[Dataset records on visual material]
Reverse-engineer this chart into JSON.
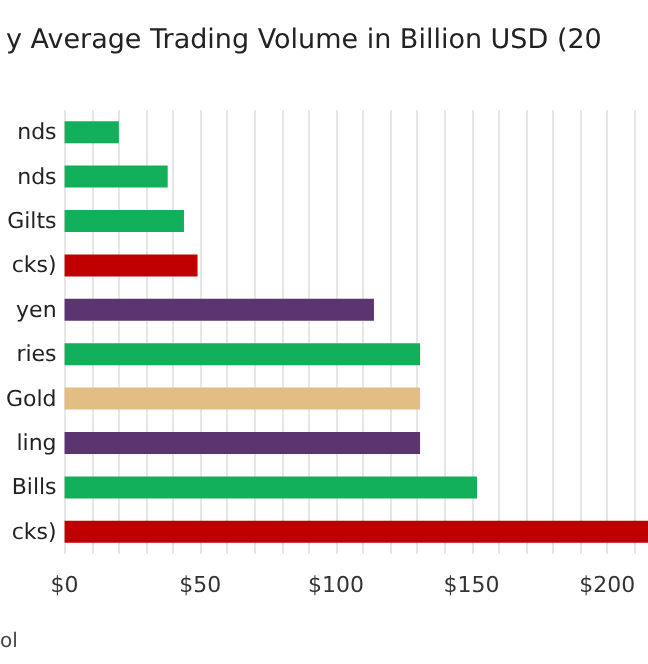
{
  "chart_data": {
    "type": "bar",
    "orientation": "horizontal",
    "title": "y Average Trading Volume in Billion USD (20",
    "categories": [
      "nds",
      "nds",
      "Gilts",
      "cks)",
      "yen",
      "ries",
      "Gold",
      "ling",
      "Bills",
      "cks)"
    ],
    "values": [
      20,
      38,
      44,
      49,
      114,
      131,
      131,
      131,
      152,
      215
    ],
    "colors": [
      "#12b05a",
      "#12b05a",
      "#12b05a",
      "#c00000",
      "#5b3470",
      "#12b05a",
      "#e2bd84",
      "#5b3470",
      "#12b05a",
      "#c00000"
    ],
    "xlim": [
      0,
      215
    ],
    "xticks": [
      {
        "value": 0,
        "label": "$0"
      },
      {
        "value": 10,
        "label": null
      },
      {
        "value": 20,
        "label": null
      },
      {
        "value": 30,
        "label": null
      },
      {
        "value": 40,
        "label": null
      },
      {
        "value": 50,
        "label": "$50"
      },
      {
        "value": 60,
        "label": null
      },
      {
        "value": 70,
        "label": null
      },
      {
        "value": 80,
        "label": null
      },
      {
        "value": 90,
        "label": null
      },
      {
        "value": 100,
        "label": "$100"
      },
      {
        "value": 110,
        "label": null
      },
      {
        "value": 120,
        "label": null
      },
      {
        "value": 130,
        "label": null
      },
      {
        "value": 140,
        "label": null
      },
      {
        "value": 150,
        "label": "$150"
      },
      {
        "value": 160,
        "label": null
      },
      {
        "value": 170,
        "label": null
      },
      {
        "value": 180,
        "label": null
      },
      {
        "value": 190,
        "label": null
      },
      {
        "value": 200,
        "label": "$200"
      },
      {
        "value": 210,
        "label": null
      }
    ],
    "grid": "x",
    "annotations": [
      "ol"
    ]
  }
}
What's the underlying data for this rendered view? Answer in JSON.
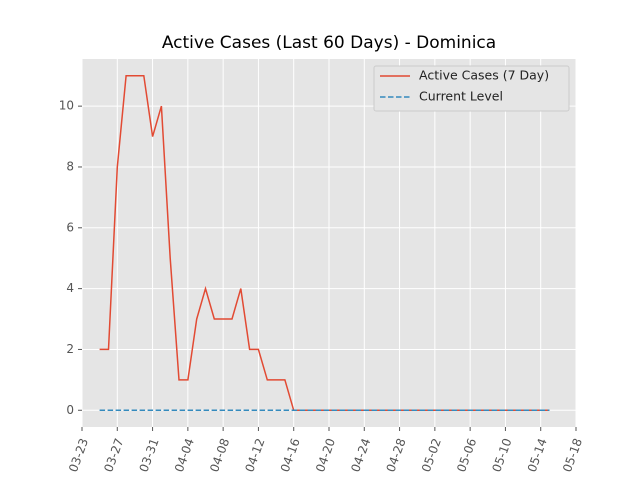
{
  "chart_data": {
    "type": "line",
    "title": "Active Cases (Last 60 Days) - Dominica",
    "series": [
      {
        "name": "Active Cases (7 Day)",
        "color": "#e24a33",
        "dash": "solid",
        "x": [
          "03-25",
          "03-26",
          "03-27",
          "03-28",
          "03-29",
          "03-30",
          "03-31",
          "04-01",
          "04-02",
          "04-03",
          "04-04",
          "04-05",
          "04-06",
          "04-07",
          "04-08",
          "04-09",
          "04-10",
          "04-11",
          "04-12",
          "04-13",
          "04-14",
          "04-15",
          "04-16",
          "04-17",
          "04-18",
          "04-19",
          "04-20",
          "04-21",
          "04-22",
          "04-23",
          "04-24",
          "04-25",
          "04-26",
          "04-27",
          "04-28",
          "04-29",
          "04-30",
          "05-01",
          "05-02",
          "05-03",
          "05-04",
          "05-05",
          "05-06",
          "05-07",
          "05-08",
          "05-09",
          "05-10",
          "05-11",
          "05-12",
          "05-13",
          "05-14",
          "05-15"
        ],
        "values": [
          2,
          2,
          8,
          11,
          11,
          11,
          9,
          10,
          5,
          1,
          1,
          3,
          4,
          3,
          3,
          3,
          4,
          2,
          2,
          1,
          1,
          1,
          0,
          0,
          0,
          0,
          0,
          0,
          0,
          0,
          0,
          0,
          0,
          0,
          0,
          0,
          0,
          0,
          0,
          0,
          0,
          0,
          0,
          0,
          0,
          0,
          0,
          0,
          0,
          0,
          0,
          0
        ]
      },
      {
        "name": "Current Level",
        "color": "#348abd",
        "dash": "dashed",
        "x": [
          "03-25",
          "05-15"
        ],
        "values": [
          0,
          0
        ]
      }
    ],
    "xlim": [
      "03-23",
      "05-18"
    ],
    "xticks": [
      "03-23",
      "03-27",
      "03-31",
      "04-04",
      "04-08",
      "04-12",
      "04-16",
      "04-20",
      "04-24",
      "04-28",
      "05-02",
      "05-06",
      "05-10",
      "05-14",
      "05-18"
    ],
    "ylim": [
      -0.55,
      11.55
    ],
    "yticks": [
      0,
      2,
      4,
      6,
      8,
      10
    ],
    "grid": true,
    "legend": "upper right"
  }
}
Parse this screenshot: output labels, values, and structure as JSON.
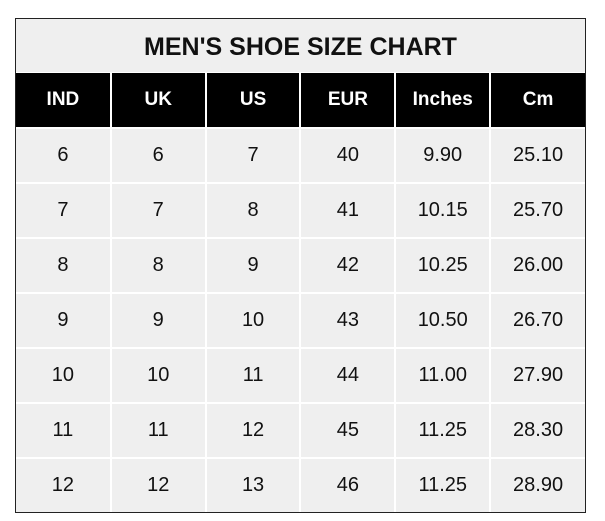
{
  "title": "MEN'S SHOE SIZE CHART",
  "headers": [
    "IND",
    "UK",
    "US",
    "EUR",
    "Inches",
    "Cm"
  ],
  "rows": [
    [
      "6",
      "6",
      "7",
      "40",
      "9.90",
      "25.10"
    ],
    [
      "7",
      "7",
      "8",
      "41",
      "10.15",
      "25.70"
    ],
    [
      "8",
      "8",
      "9",
      "42",
      "10.25",
      "26.00"
    ],
    [
      "9",
      "9",
      "10",
      "43",
      "10.50",
      "26.70"
    ],
    [
      "10",
      "10",
      "11",
      "44",
      "11.00",
      "27.90"
    ],
    [
      "11",
      "11",
      "12",
      "45",
      "11.25",
      "28.30"
    ],
    [
      "12",
      "12",
      "13",
      "46",
      "11.25",
      "28.90"
    ]
  ]
}
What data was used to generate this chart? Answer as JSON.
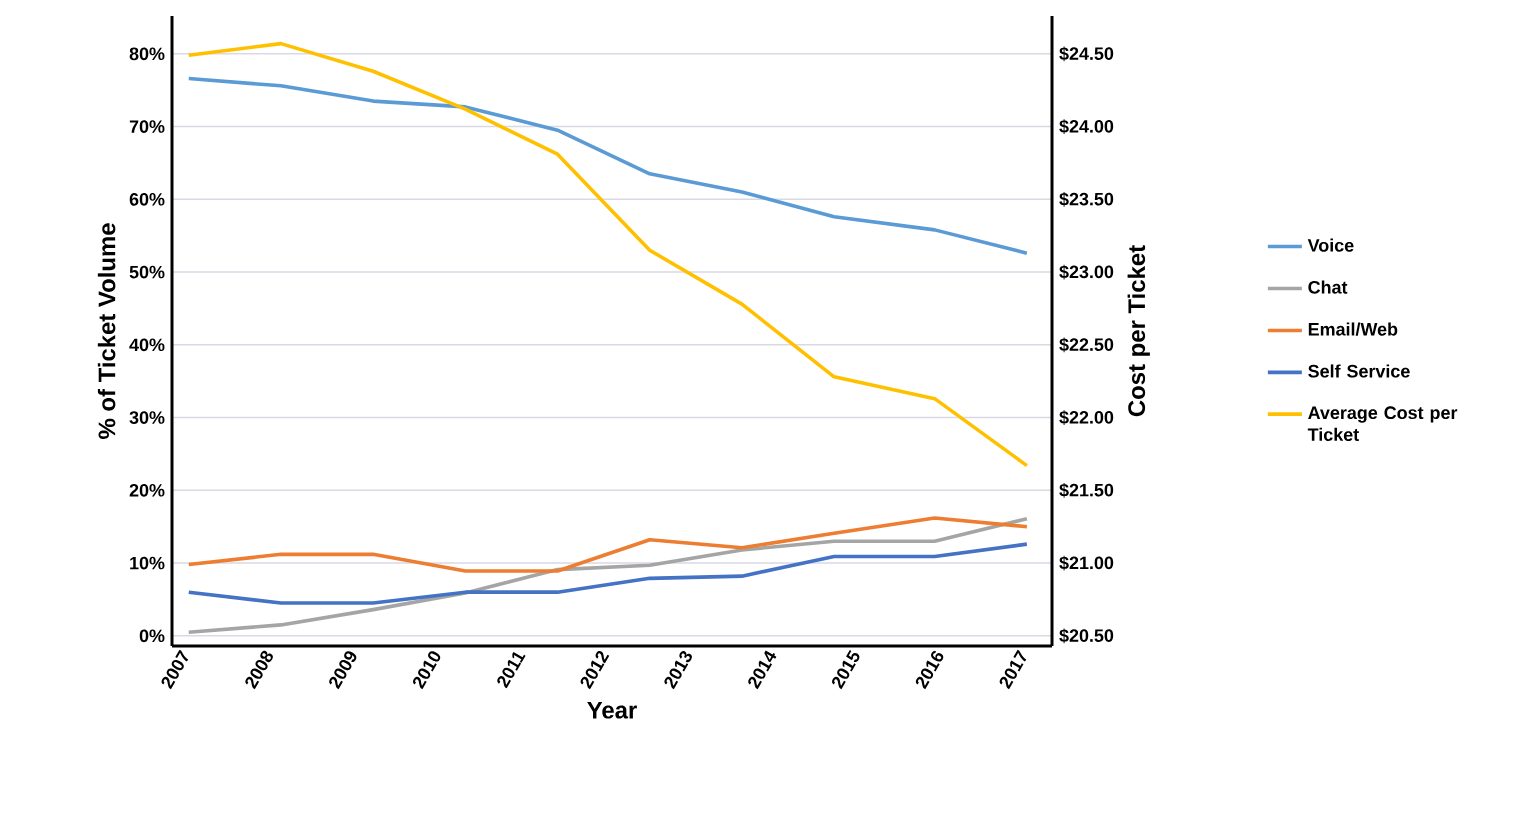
{
  "chart_data": {
    "type": "line",
    "xlabel": "Year",
    "ylabel": "% of Ticket Volume",
    "y2label": "Cost per Ticket",
    "x": [
      2007,
      2008.1,
      2009.2,
      2010.3,
      2011.4,
      2012.5,
      2013.6,
      2014.7,
      2015.9,
      2017
    ],
    "xlim": [
      2006.8,
      2017.3
    ],
    "xticks": [
      2007,
      2008,
      2009,
      2010,
      2011,
      2012,
      2013,
      2014,
      2015,
      2016,
      2017
    ],
    "ylim": [
      -1.4,
      85.2
    ],
    "yticks": [
      {
        "value": 0,
        "label": "0%"
      },
      {
        "value": 10,
        "label": "10%"
      },
      {
        "value": 20,
        "label": "20%"
      },
      {
        "value": 30,
        "label": "30%"
      },
      {
        "value": 40,
        "label": "40%"
      },
      {
        "value": 50,
        "label": "50%"
      },
      {
        "value": 60,
        "label": "60%"
      },
      {
        "value": 70,
        "label": "70%"
      },
      {
        "value": 80,
        "label": "80%"
      }
    ],
    "y2lim": [
      20.43,
      24.76
    ],
    "y2ticks": [
      {
        "value": 20.5,
        "label": "$20.50"
      },
      {
        "value": 21,
        "label": "$21.00"
      },
      {
        "value": 21.5,
        "label": "$21.50"
      },
      {
        "value": 22,
        "label": "$22.00"
      },
      {
        "value": 22.5,
        "label": "$22.50"
      },
      {
        "value": 23,
        "label": "$23.00"
      },
      {
        "value": 23.5,
        "label": "$23.50"
      },
      {
        "value": 24,
        "label": "$24.00"
      },
      {
        "value": 24.5,
        "label": "$24.50"
      }
    ],
    "grid": "y",
    "legend": "right",
    "series": [
      {
        "name": "Voice",
        "color": "#5b9bd5",
        "values": [
          76.6,
          75.6,
          73.5,
          72.7,
          69.5,
          63.5,
          61,
          57.6,
          55.8,
          52.6
        ]
      },
      {
        "name": "Chat",
        "color": "#a5a5a5",
        "values": [
          0.5,
          1.5,
          3.6,
          5.9,
          9.1,
          9.7,
          11.8,
          13,
          13,
          16.1
        ]
      },
      {
        "name": "Email/Web",
        "color": "#ed7d31",
        "values": [
          9.8,
          11.2,
          11.2,
          8.9,
          8.9,
          13.2,
          12.1,
          14.1,
          16.2,
          15
        ]
      },
      {
        "name": "Self Service",
        "color": "#4472c4",
        "values": [
          6,
          4.5,
          4.5,
          6,
          6,
          7.9,
          8.2,
          10.9,
          10.9,
          12.6
        ]
      },
      {
        "name": "Average Cost per Ticket",
        "color": "#ffc000",
        "axis": "y2",
        "values": [
          24.49,
          24.57,
          24.38,
          24.12,
          23.81,
          23.15,
          22.78,
          22.28,
          22.13,
          21.67
        ]
      }
    ]
  }
}
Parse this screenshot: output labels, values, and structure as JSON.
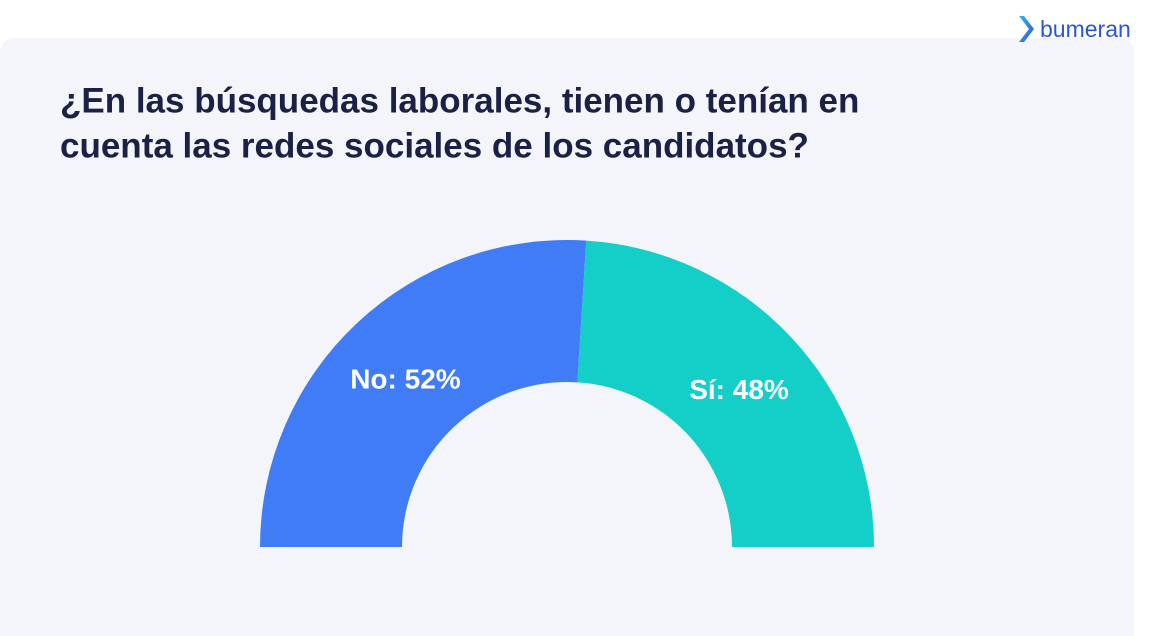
{
  "logo": "bumeran",
  "chart_data": {
    "type": "pie",
    "shape": "half-donut",
    "title": [
      "¿En las búsquedas laborales, tienen o tenían en",
      "cuenta las redes sociales de los candidatos?"
    ],
    "values": [
      52,
      48
    ],
    "value_labels": [
      "No: 52%",
      "Sí: 48%"
    ],
    "colors": [
      "#3f7cf6",
      "#14cfc8"
    ]
  }
}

GIVEN TASK - Only the number is wanted: how many lines above include the word "Answer"?

PROBLEM SOLUTION - 2